EXERCISE: Pull each line holding "mediante" out of the entries below.

— Begin RECORDS SUPPLIED —

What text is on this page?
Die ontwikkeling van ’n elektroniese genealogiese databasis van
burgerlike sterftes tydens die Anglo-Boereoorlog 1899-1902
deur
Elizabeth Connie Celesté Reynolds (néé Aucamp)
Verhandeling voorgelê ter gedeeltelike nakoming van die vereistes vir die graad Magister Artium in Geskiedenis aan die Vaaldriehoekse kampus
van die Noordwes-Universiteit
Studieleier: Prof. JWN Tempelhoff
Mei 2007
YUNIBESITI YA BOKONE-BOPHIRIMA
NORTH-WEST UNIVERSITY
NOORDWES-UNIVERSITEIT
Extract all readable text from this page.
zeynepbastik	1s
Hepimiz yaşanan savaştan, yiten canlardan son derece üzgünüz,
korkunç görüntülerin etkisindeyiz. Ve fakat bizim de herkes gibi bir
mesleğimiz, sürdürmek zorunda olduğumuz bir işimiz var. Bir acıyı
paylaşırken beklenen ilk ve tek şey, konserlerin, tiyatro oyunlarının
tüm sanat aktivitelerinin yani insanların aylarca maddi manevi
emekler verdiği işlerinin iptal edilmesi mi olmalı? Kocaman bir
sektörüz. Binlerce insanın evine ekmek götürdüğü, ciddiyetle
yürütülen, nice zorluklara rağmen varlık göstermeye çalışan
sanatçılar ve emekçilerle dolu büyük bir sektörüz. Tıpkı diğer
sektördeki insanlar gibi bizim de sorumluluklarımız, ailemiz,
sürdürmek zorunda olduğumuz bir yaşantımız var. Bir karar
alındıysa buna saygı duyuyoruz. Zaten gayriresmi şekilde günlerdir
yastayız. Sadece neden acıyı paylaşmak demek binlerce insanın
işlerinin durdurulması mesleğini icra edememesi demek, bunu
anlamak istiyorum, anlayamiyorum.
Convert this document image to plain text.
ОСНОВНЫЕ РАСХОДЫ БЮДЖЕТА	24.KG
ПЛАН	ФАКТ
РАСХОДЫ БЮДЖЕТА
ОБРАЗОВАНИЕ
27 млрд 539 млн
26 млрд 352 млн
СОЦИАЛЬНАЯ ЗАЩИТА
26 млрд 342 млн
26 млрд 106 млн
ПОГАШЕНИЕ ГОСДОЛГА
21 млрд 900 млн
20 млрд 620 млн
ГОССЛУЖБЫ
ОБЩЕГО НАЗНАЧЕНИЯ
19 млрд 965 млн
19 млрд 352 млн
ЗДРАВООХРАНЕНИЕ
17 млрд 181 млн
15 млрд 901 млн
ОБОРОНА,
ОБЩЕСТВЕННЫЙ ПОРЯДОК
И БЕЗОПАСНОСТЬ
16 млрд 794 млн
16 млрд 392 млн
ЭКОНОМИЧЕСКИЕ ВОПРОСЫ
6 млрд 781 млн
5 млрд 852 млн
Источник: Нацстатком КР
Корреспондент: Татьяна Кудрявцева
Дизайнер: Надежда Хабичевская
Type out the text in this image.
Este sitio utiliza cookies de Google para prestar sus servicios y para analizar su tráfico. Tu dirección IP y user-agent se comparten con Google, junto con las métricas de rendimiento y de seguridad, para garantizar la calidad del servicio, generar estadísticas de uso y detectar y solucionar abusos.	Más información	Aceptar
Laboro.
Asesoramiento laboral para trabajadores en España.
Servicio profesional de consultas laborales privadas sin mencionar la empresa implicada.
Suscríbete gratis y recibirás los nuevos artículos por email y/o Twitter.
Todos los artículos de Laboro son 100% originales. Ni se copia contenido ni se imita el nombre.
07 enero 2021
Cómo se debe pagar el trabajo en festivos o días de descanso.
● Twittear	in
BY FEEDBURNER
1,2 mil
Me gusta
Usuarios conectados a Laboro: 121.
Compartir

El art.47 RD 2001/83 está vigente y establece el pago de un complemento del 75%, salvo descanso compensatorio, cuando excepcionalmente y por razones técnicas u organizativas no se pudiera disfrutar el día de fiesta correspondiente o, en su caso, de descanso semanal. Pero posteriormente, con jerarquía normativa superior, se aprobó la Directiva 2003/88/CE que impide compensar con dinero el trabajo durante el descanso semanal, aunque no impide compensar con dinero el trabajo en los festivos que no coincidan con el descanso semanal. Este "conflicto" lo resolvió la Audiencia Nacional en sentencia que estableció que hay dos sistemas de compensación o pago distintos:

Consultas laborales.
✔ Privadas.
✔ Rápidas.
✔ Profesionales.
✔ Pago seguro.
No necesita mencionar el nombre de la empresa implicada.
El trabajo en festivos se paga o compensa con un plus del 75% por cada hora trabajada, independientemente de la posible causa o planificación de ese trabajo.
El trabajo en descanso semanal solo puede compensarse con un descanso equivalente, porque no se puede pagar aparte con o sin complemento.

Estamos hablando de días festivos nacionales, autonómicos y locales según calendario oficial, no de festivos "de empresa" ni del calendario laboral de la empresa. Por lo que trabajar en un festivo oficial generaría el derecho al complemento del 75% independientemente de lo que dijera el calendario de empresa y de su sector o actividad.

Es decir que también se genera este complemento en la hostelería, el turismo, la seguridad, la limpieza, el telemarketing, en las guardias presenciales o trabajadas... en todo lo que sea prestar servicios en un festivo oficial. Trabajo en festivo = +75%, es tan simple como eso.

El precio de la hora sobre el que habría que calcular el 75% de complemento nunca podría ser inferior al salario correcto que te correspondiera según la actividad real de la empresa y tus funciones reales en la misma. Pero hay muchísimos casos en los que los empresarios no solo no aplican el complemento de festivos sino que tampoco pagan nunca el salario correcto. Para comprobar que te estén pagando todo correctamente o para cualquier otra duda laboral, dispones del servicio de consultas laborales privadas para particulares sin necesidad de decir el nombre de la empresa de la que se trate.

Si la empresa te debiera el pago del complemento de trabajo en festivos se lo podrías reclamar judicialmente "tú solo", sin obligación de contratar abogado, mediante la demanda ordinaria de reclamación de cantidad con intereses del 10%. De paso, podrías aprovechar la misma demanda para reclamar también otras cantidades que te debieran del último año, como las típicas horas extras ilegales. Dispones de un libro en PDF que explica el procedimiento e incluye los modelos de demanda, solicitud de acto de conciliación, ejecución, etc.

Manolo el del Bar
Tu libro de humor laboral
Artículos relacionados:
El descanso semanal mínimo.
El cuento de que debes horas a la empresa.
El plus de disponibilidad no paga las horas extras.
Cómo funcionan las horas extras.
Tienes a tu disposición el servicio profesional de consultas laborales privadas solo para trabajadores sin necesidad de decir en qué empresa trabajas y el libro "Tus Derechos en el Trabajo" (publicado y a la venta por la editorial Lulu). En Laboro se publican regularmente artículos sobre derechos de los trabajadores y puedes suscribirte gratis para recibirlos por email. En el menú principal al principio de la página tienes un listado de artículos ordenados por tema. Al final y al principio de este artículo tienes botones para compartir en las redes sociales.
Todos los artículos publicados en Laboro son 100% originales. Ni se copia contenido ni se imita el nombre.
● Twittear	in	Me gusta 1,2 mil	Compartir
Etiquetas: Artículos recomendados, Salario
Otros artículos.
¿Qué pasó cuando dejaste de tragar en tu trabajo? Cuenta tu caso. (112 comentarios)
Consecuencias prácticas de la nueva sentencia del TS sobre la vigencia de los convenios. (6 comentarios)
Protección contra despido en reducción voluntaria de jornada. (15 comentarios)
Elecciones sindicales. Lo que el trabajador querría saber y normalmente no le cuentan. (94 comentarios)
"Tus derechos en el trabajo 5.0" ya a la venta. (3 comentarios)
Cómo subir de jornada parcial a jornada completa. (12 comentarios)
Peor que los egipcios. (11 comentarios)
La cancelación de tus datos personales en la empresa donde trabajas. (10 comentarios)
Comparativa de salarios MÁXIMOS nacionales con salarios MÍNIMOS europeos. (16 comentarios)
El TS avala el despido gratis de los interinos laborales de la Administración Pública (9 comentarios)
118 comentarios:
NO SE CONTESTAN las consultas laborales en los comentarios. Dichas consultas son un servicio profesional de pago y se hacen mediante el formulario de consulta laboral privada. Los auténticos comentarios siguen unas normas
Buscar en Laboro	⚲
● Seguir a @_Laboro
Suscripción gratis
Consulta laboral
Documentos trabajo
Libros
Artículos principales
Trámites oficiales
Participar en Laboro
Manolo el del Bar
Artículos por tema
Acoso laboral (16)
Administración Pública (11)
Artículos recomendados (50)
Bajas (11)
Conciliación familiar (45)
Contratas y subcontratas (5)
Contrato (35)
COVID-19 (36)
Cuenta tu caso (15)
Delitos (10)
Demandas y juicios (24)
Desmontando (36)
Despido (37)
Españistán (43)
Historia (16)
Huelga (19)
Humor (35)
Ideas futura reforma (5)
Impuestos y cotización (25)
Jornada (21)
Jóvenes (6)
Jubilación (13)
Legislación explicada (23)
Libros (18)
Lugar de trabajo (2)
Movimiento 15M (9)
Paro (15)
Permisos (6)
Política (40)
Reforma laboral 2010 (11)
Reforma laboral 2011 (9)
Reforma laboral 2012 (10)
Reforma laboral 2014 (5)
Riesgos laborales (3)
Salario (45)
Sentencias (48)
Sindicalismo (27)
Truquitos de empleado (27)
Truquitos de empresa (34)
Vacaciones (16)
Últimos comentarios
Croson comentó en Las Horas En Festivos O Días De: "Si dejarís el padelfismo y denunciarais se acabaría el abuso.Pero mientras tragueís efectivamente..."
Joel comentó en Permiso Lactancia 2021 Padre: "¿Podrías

— End RECORDS SUPPLIED —

FINAL ANSWER:
Si la empresa te debiera el pago del complemento de trabajo en festivos se lo podrías reclamar judicialmente "tú solo", sin obligación de contratar abogado, mediante la demanda ordinaria de reclamación de cantidad con intereses del 10%. De paso, podrías aprovechar la misma demanda para reclamar también otras cantidades que te debieran del último año, como las típicas horas extras ilegales. Dispones de un libro en PDF que explica el procedimiento e incluye los modelos de demanda, solicitud de acto de conciliación, ejecución, etc.
NO SE CONTESTAN las consultas laborales en los comentarios. Dichas consultas son un servicio profesional de pago y se hacen mediante el formulario de consulta laboral privada. Los auténticos comentarios siguen unas normas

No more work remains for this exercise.